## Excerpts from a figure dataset
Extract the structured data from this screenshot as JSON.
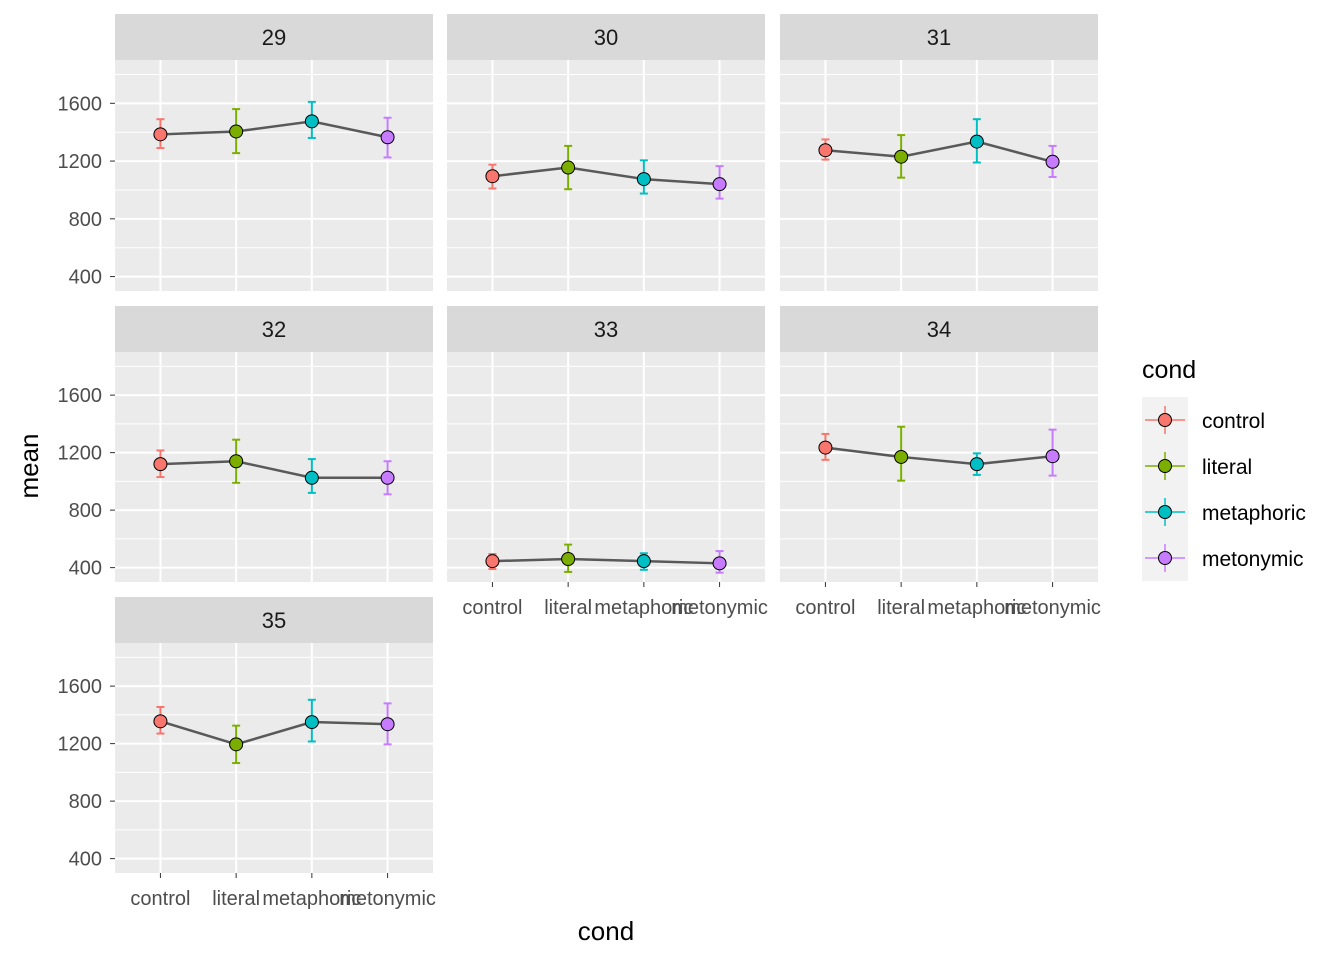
{
  "chart_data": {
    "type": "line",
    "xlabel": "cond",
    "ylabel": "mean",
    "ylim": [
      300,
      1900
    ],
    "yticks": [
      400,
      800,
      1200,
      1600
    ],
    "categories": [
      "control",
      "literal",
      "metaphoric",
      "metonymic"
    ],
    "legend": {
      "title": "cond",
      "position": "right",
      "items": [
        {
          "label": "control",
          "color": "#F8766D"
        },
        {
          "label": "literal",
          "color": "#7CAE00"
        },
        {
          "label": "metaphoric",
          "color": "#00BFC4"
        },
        {
          "label": "metonymic",
          "color": "#C77CFF"
        }
      ]
    },
    "facets": [
      {
        "label": "29",
        "mean": [
          1385,
          1405,
          1475,
          1365
        ],
        "lower": [
          1290,
          1255,
          1360,
          1225
        ],
        "upper": [
          1490,
          1560,
          1610,
          1500
        ]
      },
      {
        "label": "30",
        "mean": [
          1095,
          1155,
          1075,
          1040
        ],
        "lower": [
          1010,
          1005,
          975,
          940
        ],
        "upper": [
          1175,
          1305,
          1205,
          1165
        ]
      },
      {
        "label": "31",
        "mean": [
          1275,
          1230,
          1335,
          1195
        ],
        "lower": [
          1210,
          1085,
          1190,
          1090
        ],
        "upper": [
          1350,
          1380,
          1490,
          1305
        ]
      },
      {
        "label": "32",
        "mean": [
          1120,
          1140,
          1025,
          1025
        ],
        "lower": [
          1030,
          990,
          920,
          910
        ],
        "upper": [
          1215,
          1290,
          1155,
          1140
        ]
      },
      {
        "label": "33",
        "mean": [
          445,
          460,
          445,
          430
        ],
        "lower": [
          390,
          370,
          385,
          365
        ],
        "upper": [
          495,
          560,
          500,
          515
        ]
      },
      {
        "label": "34",
        "mean": [
          1235,
          1170,
          1120,
          1175
        ],
        "lower": [
          1150,
          1005,
          1045,
          1040
        ],
        "upper": [
          1330,
          1380,
          1195,
          1360
        ]
      },
      {
        "label": "35",
        "mean": [
          1355,
          1195,
          1350,
          1335
        ],
        "lower": [
          1270,
          1065,
          1215,
          1195
        ],
        "upper": [
          1455,
          1325,
          1505,
          1480
        ]
      }
    ]
  }
}
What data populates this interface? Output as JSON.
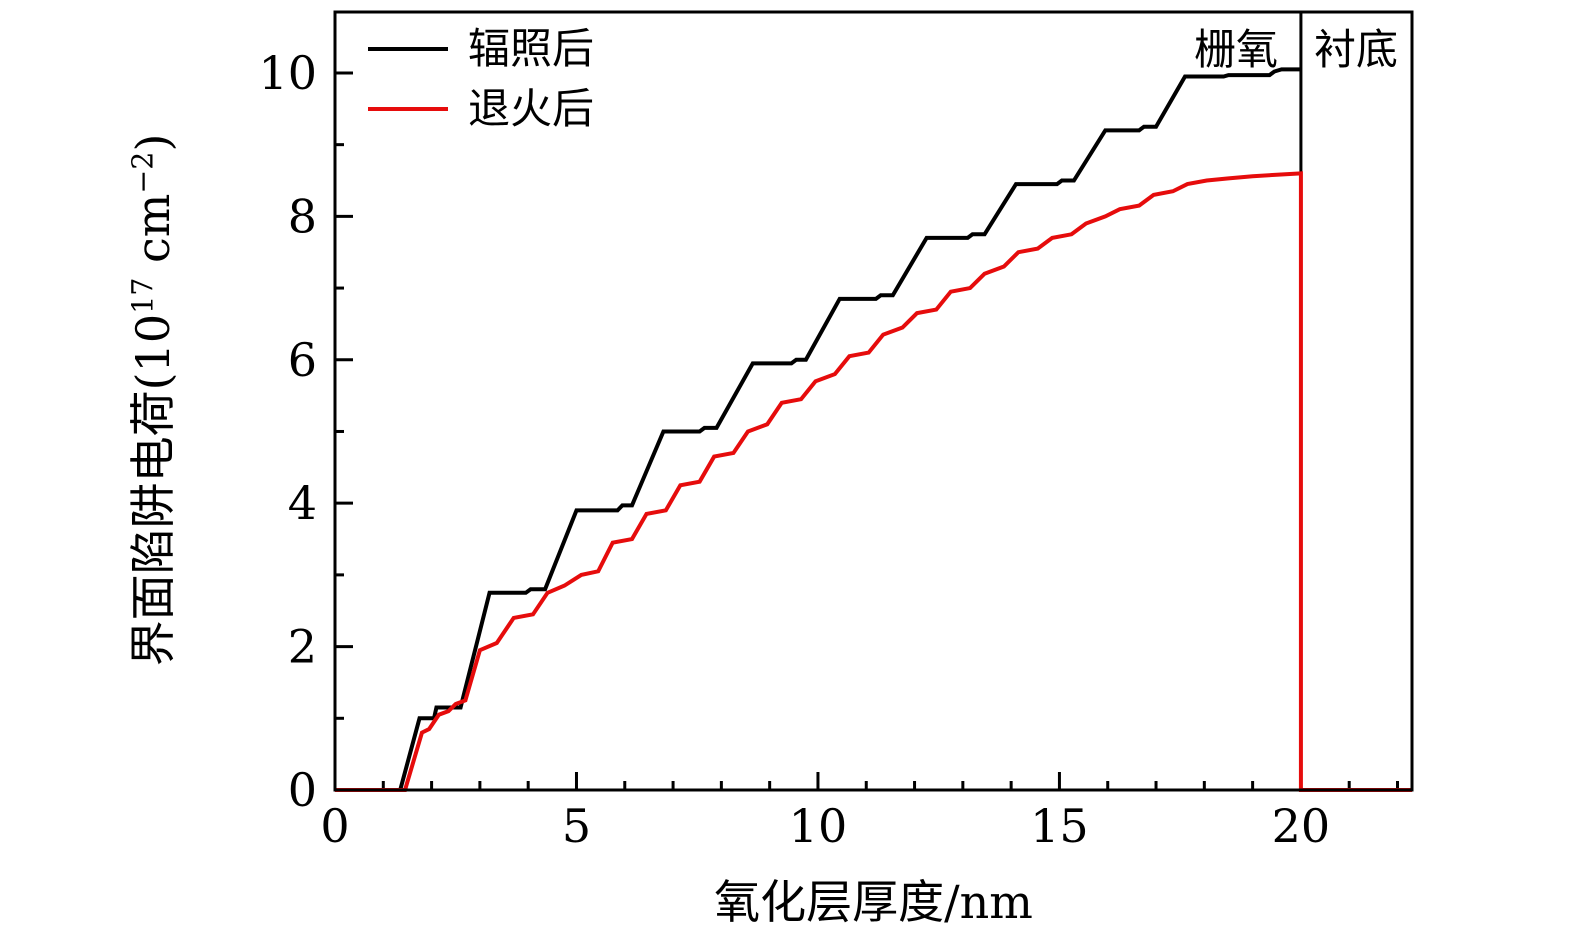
{
  "chart_data": {
    "type": "line",
    "title": "",
    "xlabel": "氧化层厚度/nm",
    "ylabel_parts": [
      "界面陷阱电荷(10",
      "17",
      " cm",
      "−2",
      ")"
    ],
    "xlim": [
      0,
      22.3
    ],
    "ylim": [
      0,
      10.85
    ],
    "x_major_ticks": [
      0,
      5,
      10,
      15,
      20
    ],
    "x_minor_step": 1,
    "y_major_ticks": [
      0,
      2,
      4,
      6,
      8,
      10
    ],
    "y_minor_step": 1,
    "grid": "off",
    "legend_position": "top-left-inside",
    "region_divider_x": 20,
    "region_labels": [
      {
        "text": "栅氧",
        "side": "left"
      },
      {
        "text": "衬底",
        "side": "right"
      }
    ],
    "legend": [
      {
        "label": "辐照后",
        "color": "#000000"
      },
      {
        "label": "退火后",
        "color": "#e60c0c"
      }
    ],
    "series": [
      {
        "name": "辐照后",
        "color": "#000000",
        "points": [
          [
            0,
            0
          ],
          [
            1.35,
            0
          ],
          [
            1.75,
            1.0
          ],
          [
            2.05,
            1.0
          ],
          [
            2.1,
            1.15
          ],
          [
            2.6,
            1.15
          ],
          [
            3.2,
            2.75
          ],
          [
            3.95,
            2.75
          ],
          [
            4.05,
            2.8
          ],
          [
            4.35,
            2.8
          ],
          [
            5.0,
            3.9
          ],
          [
            5.85,
            3.9
          ],
          [
            5.95,
            3.97
          ],
          [
            6.15,
            3.97
          ],
          [
            6.8,
            5.0
          ],
          [
            7.55,
            5.0
          ],
          [
            7.65,
            5.05
          ],
          [
            7.9,
            5.05
          ],
          [
            8.65,
            5.95
          ],
          [
            9.45,
            5.95
          ],
          [
            9.55,
            6.0
          ],
          [
            9.75,
            6.0
          ],
          [
            10.45,
            6.85
          ],
          [
            11.2,
            6.85
          ],
          [
            11.3,
            6.9
          ],
          [
            11.55,
            6.9
          ],
          [
            12.25,
            7.7
          ],
          [
            13.1,
            7.7
          ],
          [
            13.2,
            7.75
          ],
          [
            13.45,
            7.75
          ],
          [
            14.1,
            8.45
          ],
          [
            14.95,
            8.45
          ],
          [
            15.05,
            8.5
          ],
          [
            15.3,
            8.5
          ],
          [
            15.95,
            9.2
          ],
          [
            16.65,
            9.2
          ],
          [
            16.75,
            9.25
          ],
          [
            17.0,
            9.25
          ],
          [
            17.6,
            9.95
          ],
          [
            18.4,
            9.95
          ],
          [
            18.5,
            9.97
          ],
          [
            19.35,
            9.97
          ],
          [
            19.45,
            10.02
          ],
          [
            19.6,
            10.05
          ],
          [
            20,
            10.05
          ]
        ]
      },
      {
        "name": "退火后",
        "color": "#e60c0c",
        "points": [
          [
            0,
            0
          ],
          [
            1.45,
            0
          ],
          [
            1.8,
            0.8
          ],
          [
            1.95,
            0.85
          ],
          [
            2.15,
            1.05
          ],
          [
            2.35,
            1.1
          ],
          [
            2.5,
            1.2
          ],
          [
            2.7,
            1.25
          ],
          [
            3.0,
            1.95
          ],
          [
            3.35,
            2.05
          ],
          [
            3.7,
            2.4
          ],
          [
            4.1,
            2.45
          ],
          [
            4.4,
            2.75
          ],
          [
            4.75,
            2.85
          ],
          [
            5.1,
            3.0
          ],
          [
            5.45,
            3.05
          ],
          [
            5.75,
            3.45
          ],
          [
            6.15,
            3.5
          ],
          [
            6.45,
            3.85
          ],
          [
            6.85,
            3.9
          ],
          [
            7.15,
            4.25
          ],
          [
            7.55,
            4.3
          ],
          [
            7.85,
            4.65
          ],
          [
            8.25,
            4.7
          ],
          [
            8.55,
            5.0
          ],
          [
            8.95,
            5.1
          ],
          [
            9.25,
            5.4
          ],
          [
            9.65,
            5.45
          ],
          [
            9.95,
            5.7
          ],
          [
            10.35,
            5.8
          ],
          [
            10.65,
            6.05
          ],
          [
            11.05,
            6.1
          ],
          [
            11.35,
            6.35
          ],
          [
            11.75,
            6.45
          ],
          [
            12.05,
            6.65
          ],
          [
            12.45,
            6.7
          ],
          [
            12.75,
            6.95
          ],
          [
            13.15,
            7.0
          ],
          [
            13.45,
            7.2
          ],
          [
            13.85,
            7.3
          ],
          [
            14.15,
            7.5
          ],
          [
            14.55,
            7.55
          ],
          [
            14.85,
            7.7
          ],
          [
            15.25,
            7.75
          ],
          [
            15.55,
            7.9
          ],
          [
            15.95,
            8.0
          ],
          [
            16.25,
            8.1
          ],
          [
            16.65,
            8.15
          ],
          [
            16.95,
            8.3
          ],
          [
            17.35,
            8.35
          ],
          [
            17.65,
            8.45
          ],
          [
            18.05,
            8.5
          ],
          [
            18.5,
            8.53
          ],
          [
            19.0,
            8.56
          ],
          [
            19.5,
            8.58
          ],
          [
            20,
            8.6
          ],
          [
            20,
            0
          ],
          [
            22.3,
            0
          ]
        ]
      }
    ]
  }
}
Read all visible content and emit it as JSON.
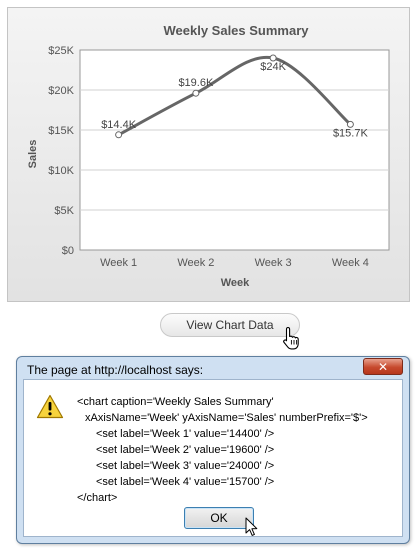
{
  "chart_data": {
    "type": "line",
    "title": "Weekly Sales Summary",
    "xlabel": "Week",
    "ylabel": "Sales",
    "categories": [
      "Week 1",
      "Week 2",
      "Week 3",
      "Week 4"
    ],
    "values": [
      14400,
      19600,
      24000,
      15700
    ],
    "data_labels": [
      "$14.4K",
      "$19.6K",
      "$24K",
      "$15.7K"
    ],
    "ylim": [
      0,
      25000
    ],
    "yticks": [
      0,
      5000,
      10000,
      15000,
      20000,
      25000
    ],
    "ytick_labels": [
      "$0",
      "$5K",
      "$10K",
      "$15K",
      "$20K",
      "$25K"
    ],
    "grid": true,
    "line_color": "#666666"
  },
  "view_button": {
    "label": "View Chart Data"
  },
  "dialog": {
    "title": "The page at http://localhost says:",
    "close_label": "✕",
    "icon": "warning-icon",
    "message_lines": [
      "<chart caption='Weekly Sales Summary'",
      " xAxisName='Week' yAxisName='Sales' numberPrefix='$'>",
      "<set label='Week 1' value='14400' />",
      "<set label='Week 2' value='19600' />",
      "<set label='Week 3' value='24000' />",
      "<set label='Week 4' value='15700' />",
      "</chart>"
    ],
    "ok_label": "OK"
  }
}
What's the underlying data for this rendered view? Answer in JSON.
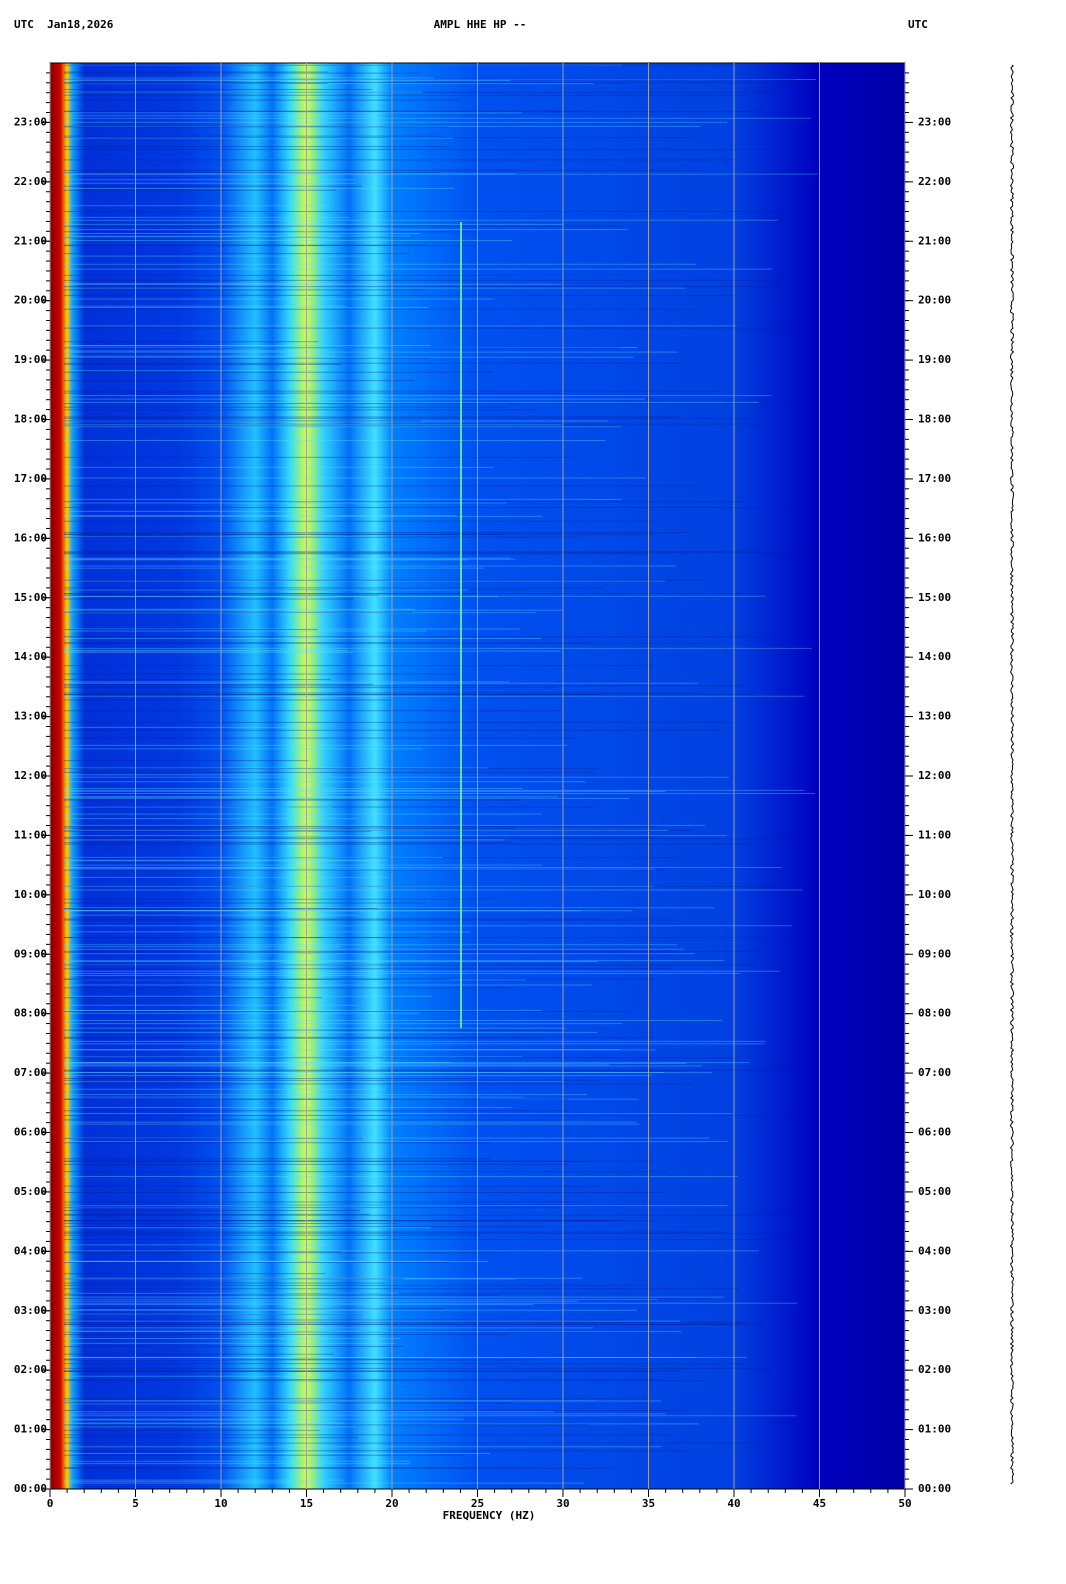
{
  "chart_data": {
    "type": "spectrogram",
    "title": "AMPL HHE HP --",
    "left_header": "UTC  Jan18,2026",
    "right_header": "UTC",
    "xlabel": "FREQUENCY (HZ)",
    "xlim": [
      0,
      50
    ],
    "xticks": [
      0,
      5,
      10,
      15,
      20,
      25,
      30,
      35,
      40,
      45,
      50
    ],
    "ylim": [
      0,
      24
    ],
    "yticks": [
      {
        "value": 0,
        "label": "00:00"
      },
      {
        "value": 1,
        "label": "01:00"
      },
      {
        "value": 2,
        "label": "02:00"
      },
      {
        "value": 3,
        "label": "03:00"
      },
      {
        "value": 4,
        "label": "04:00"
      },
      {
        "value": 5,
        "label": "05:00"
      },
      {
        "value": 6,
        "label": "06:00"
      },
      {
        "value": 7,
        "label": "07:00"
      },
      {
        "value": 8,
        "label": "08:00"
      },
      {
        "value": 9,
        "label": "09:00"
      },
      {
        "value": 10,
        "label": "10:00"
      },
      {
        "value": 11,
        "label": "11:00"
      },
      {
        "value": 12,
        "label": "12:00"
      },
      {
        "value": 13,
        "label": "13:00"
      },
      {
        "value": 14,
        "label": "14:00"
      },
      {
        "value": 15,
        "label": "15:00"
      },
      {
        "value": 16,
        "label": "16:00"
      },
      {
        "value": 17,
        "label": "17:00"
      },
      {
        "value": 18,
        "label": "18:00"
      },
      {
        "value": 19,
        "label": "19:00"
      },
      {
        "value": 20,
        "label": "20:00"
      },
      {
        "value": 21,
        "label": "21:00"
      },
      {
        "value": 22,
        "label": "22:00"
      },
      {
        "value": 23,
        "label": "23:00"
      }
    ],
    "grid": true
  }
}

## SHORT PROBLEM
Copy out each line of the entries that holds "title".

## FULL RESPONSE
      "title": "cond",
    "title": "",
    "title": "Weekly Sales Summary",
    "title": "The page at http://localhost says:",
    "title": "AMPL HHE HP --",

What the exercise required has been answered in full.